__Goal of the exercise__. From the entries below, say how many lines carry the word "drugs", and give nothing but the number.

-- START OF Recorded information --

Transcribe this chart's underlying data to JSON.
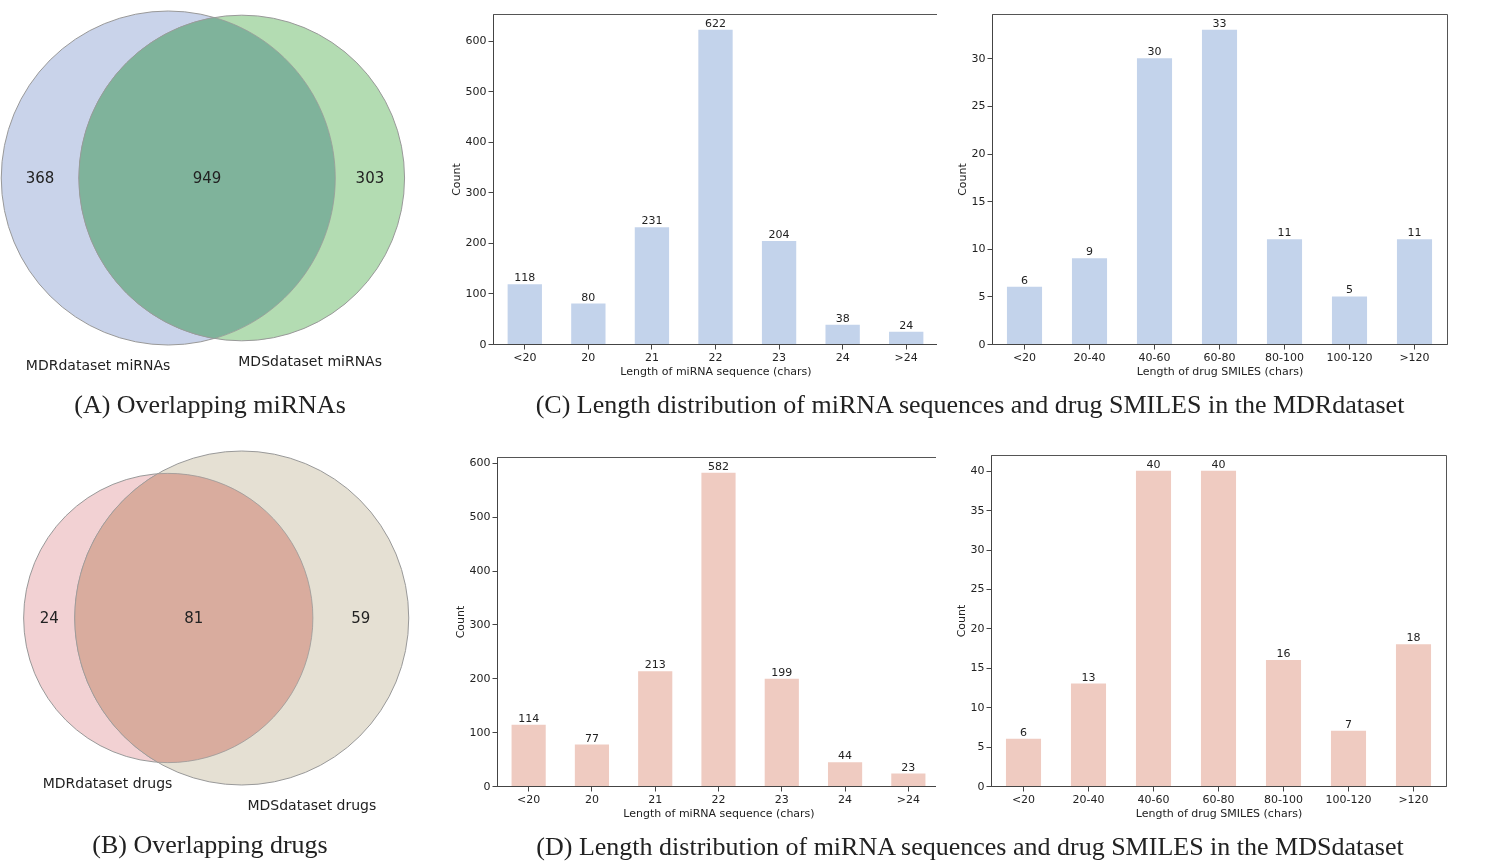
{
  "chart_data": [
    {
      "type": "other",
      "title": "(A) Overlapping miRNAs",
      "categories": [
        null,
        null,
        null
      ],
      "values": [
        368,
        949,
        303
      ],
      "colors": [
        "#c9d3ea",
        "#7fb39b",
        "#b3dcb2"
      ],
      "data_labels": true,
      "annotations": [
        "MDRdataset miRNAs",
        "MDSdataset miRNAs"
      ]
    },
    {
      "type": "bar",
      "title": "(C) Length distribution of miRNA sequences and drug SMILES in the MDRdataset",
      "xlabel": "Length of miRNA sequence (chars)",
      "ylabel": "Count",
      "categories": [
        "<20",
        "20",
        "21",
        "22",
        "23",
        "24",
        ">24"
      ],
      "values": [
        118,
        80,
        231,
        622,
        204,
        38,
        24
      ],
      "color": "#c3d3eb",
      "ylim": [
        0,
        653
      ],
      "yticks": [
        0,
        100,
        200,
        300,
        400,
        500,
        600
      ],
      "data_labels": true,
      "grid": false
    },
    {
      "type": "bar",
      "xlabel": "Length of drug SMILES (chars)",
      "ylabel": "Count",
      "categories": [
        "<20",
        "20-40",
        "40-60",
        "60-80",
        "80-100",
        "100-120",
        ">120"
      ],
      "values": [
        6,
        9,
        30,
        33,
        11,
        5,
        11
      ],
      "color": "#c3d3eb",
      "ylim": [
        0,
        34.65
      ],
      "yticks": [
        0,
        5,
        10,
        15,
        20,
        25,
        30
      ],
      "data_labels": true,
      "grid": false
    },
    {
      "type": "other",
      "title": "(B) Overlapping drugs",
      "categories": [
        null,
        null,
        null
      ],
      "values": [
        24,
        81,
        59
      ],
      "colors": [
        "#f2d1d3",
        "#d9ac9e",
        "#e5e0d3"
      ],
      "data_labels": true,
      "annotations": [
        "MDRdataset drugs",
        "MDSdataset drugs"
      ]
    },
    {
      "type": "bar",
      "title": "(D) Length distribution of miRNA sequences and drug SMILES in the MDSdataset",
      "xlabel": "Length of miRNA sequence (chars)",
      "ylabel": "Count",
      "categories": [
        "<20",
        "20",
        "21",
        "22",
        "23",
        "24",
        ">24"
      ],
      "values": [
        114,
        77,
        213,
        582,
        199,
        44,
        23
      ],
      "color": "#efcbc1",
      "ylim": [
        0,
        611.1
      ],
      "yticks": [
        0,
        100,
        200,
        300,
        400,
        500,
        600
      ],
      "data_labels": true,
      "grid": false
    },
    {
      "type": "bar",
      "xlabel": "Length of drug SMILES (chars)",
      "ylabel": "Count",
      "categories": [
        "<20",
        "20-40",
        "40-60",
        "60-80",
        "80-100",
        "100-120",
        ">120"
      ],
      "values": [
        6,
        13,
        40,
        40,
        16,
        7,
        18
      ],
      "color": "#efcbc1",
      "ylim": [
        0,
        42
      ],
      "yticks": [
        0,
        5,
        10,
        15,
        20,
        25,
        30,
        35,
        40
      ],
      "data_labels": true,
      "grid": false
    }
  ]
}
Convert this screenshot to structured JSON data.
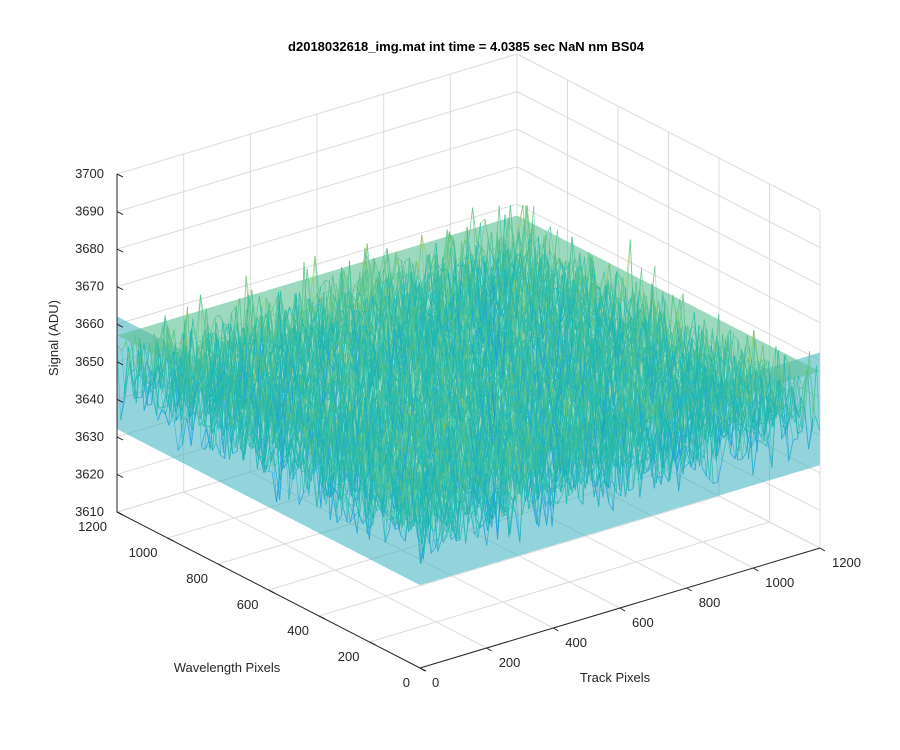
{
  "chart_data": {
    "type": "surface",
    "title": "d2018032618_img.mat int time = 4.0385 sec  NaN nm BS04",
    "xlabel": "Track Pixels",
    "ylabel": "Wavelength Pixels",
    "zlabel": "Signal (ADU)",
    "xlim": [
      0,
      1200
    ],
    "ylim": [
      0,
      1200
    ],
    "zlim": [
      3610,
      3700
    ],
    "x_ticks": [
      "0",
      "200",
      "400",
      "600",
      "800",
      "1000",
      "1200"
    ],
    "y_ticks": [
      "0",
      "200",
      "400",
      "600",
      "800",
      "1000",
      "1200"
    ],
    "z_ticks": [
      "3610",
      "3620",
      "3630",
      "3640",
      "3650",
      "3660",
      "3670",
      "3680",
      "3690",
      "3700"
    ],
    "data_extent": {
      "x": [
        1,
        1200
      ],
      "y": [
        1,
        1200
      ]
    },
    "signal_mean": 3648,
    "signal_range": [
      3615,
      3690
    ],
    "grid": true,
    "colormap": "parula",
    "colors": [
      "#0f5fd0",
      "#1f9fe0",
      "#20b8b0",
      "#5cc48c",
      "#a8c85a",
      "#e0bc38"
    ]
  }
}
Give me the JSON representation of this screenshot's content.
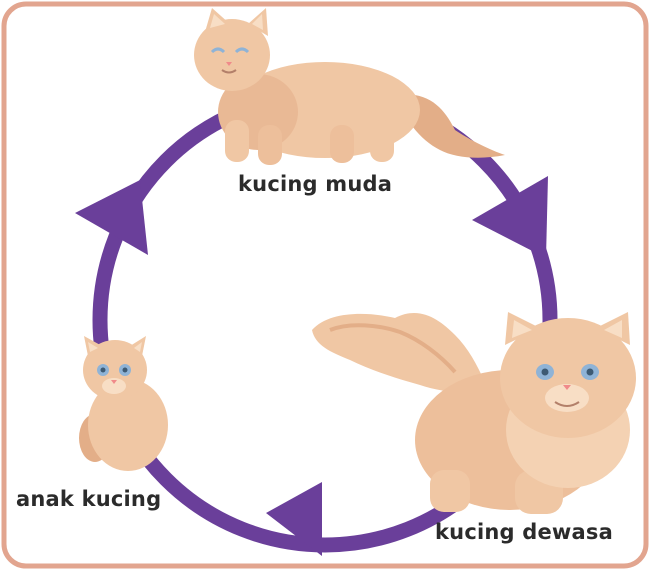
{
  "labels": {
    "young_cat": "kucing muda",
    "kitten": "anak kucing",
    "adult_cat": "kucing dewasa"
  },
  "colors": {
    "frame": "#E2A58F",
    "cycle": "#6A3F9A",
    "fur": "#F0C7A4",
    "fur_dark": "#E3AE88",
    "fur_light": "#F8DEC5",
    "eye": "#8FB3D6",
    "nose": "#F08A8A",
    "label_text": "#2b2b2b"
  }
}
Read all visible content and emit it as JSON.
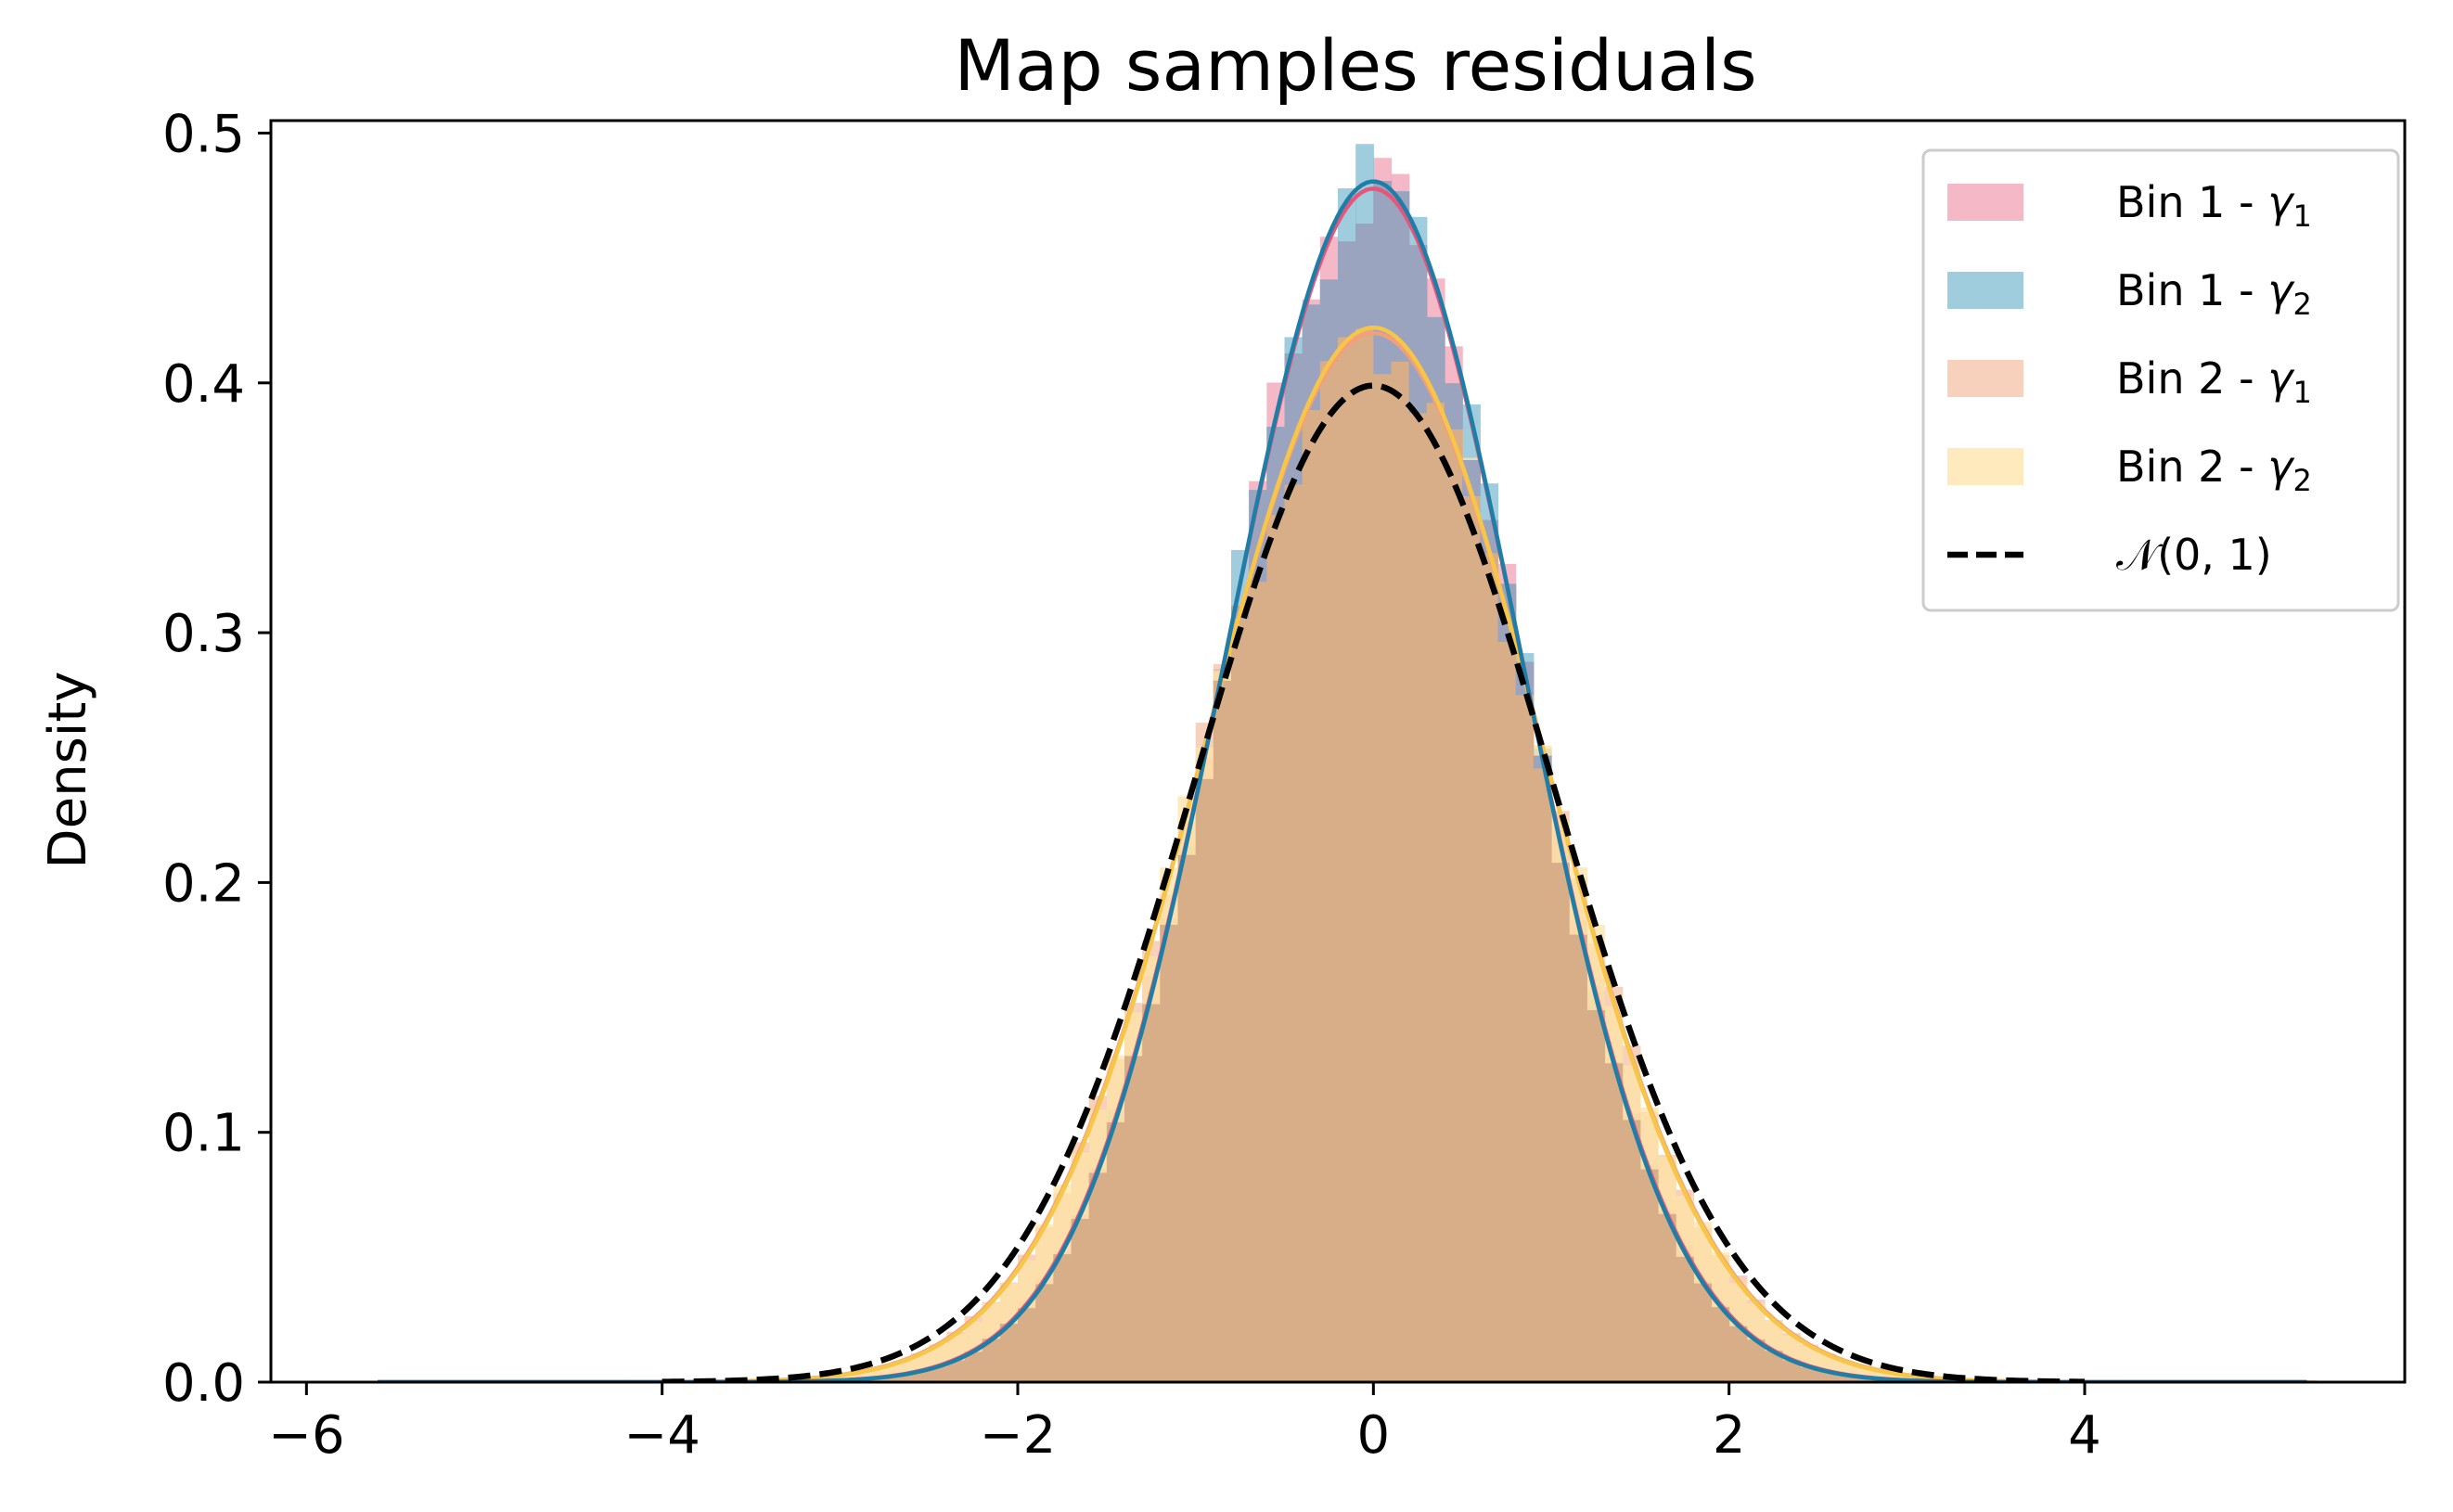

-- END OF Recorded information --

__Solution to the problem__. 3